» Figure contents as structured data
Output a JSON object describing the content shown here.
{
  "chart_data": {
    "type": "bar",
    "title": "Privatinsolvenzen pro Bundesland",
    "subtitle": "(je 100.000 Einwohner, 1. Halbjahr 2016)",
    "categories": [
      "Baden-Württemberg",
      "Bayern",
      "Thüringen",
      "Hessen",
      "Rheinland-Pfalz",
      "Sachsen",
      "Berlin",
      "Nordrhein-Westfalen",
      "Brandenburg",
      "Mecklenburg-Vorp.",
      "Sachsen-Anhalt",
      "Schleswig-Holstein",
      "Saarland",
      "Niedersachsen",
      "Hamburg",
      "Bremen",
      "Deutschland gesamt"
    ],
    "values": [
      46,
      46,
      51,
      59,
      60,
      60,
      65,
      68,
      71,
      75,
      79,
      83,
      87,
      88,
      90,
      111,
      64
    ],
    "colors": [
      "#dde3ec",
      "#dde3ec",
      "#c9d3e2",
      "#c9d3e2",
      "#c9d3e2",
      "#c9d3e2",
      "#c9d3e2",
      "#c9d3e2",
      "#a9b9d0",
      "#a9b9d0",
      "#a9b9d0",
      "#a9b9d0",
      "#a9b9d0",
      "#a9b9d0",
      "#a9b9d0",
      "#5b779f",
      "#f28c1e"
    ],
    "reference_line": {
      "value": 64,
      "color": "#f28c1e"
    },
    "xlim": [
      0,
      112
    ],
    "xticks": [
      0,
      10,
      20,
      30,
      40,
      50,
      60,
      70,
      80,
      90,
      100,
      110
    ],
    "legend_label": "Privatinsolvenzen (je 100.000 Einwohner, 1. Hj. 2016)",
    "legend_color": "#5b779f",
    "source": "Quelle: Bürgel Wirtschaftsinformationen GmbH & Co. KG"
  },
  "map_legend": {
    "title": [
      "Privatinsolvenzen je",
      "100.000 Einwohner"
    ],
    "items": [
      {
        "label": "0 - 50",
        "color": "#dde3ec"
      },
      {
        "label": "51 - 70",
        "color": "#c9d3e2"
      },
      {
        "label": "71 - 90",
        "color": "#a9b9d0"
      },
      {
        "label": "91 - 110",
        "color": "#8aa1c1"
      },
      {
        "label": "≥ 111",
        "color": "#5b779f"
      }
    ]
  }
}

» Objective
Search the records for the word "Privatinsolvenzen", then list every line that has it.

» Result of the task
    "title": "Privatinsolvenzen pro Bundesland",
    "legend_label": "Privatinsolvenzen (je 100.000 Einwohner, 1. Hj. 2016)",
      "Privatinsolvenzen je",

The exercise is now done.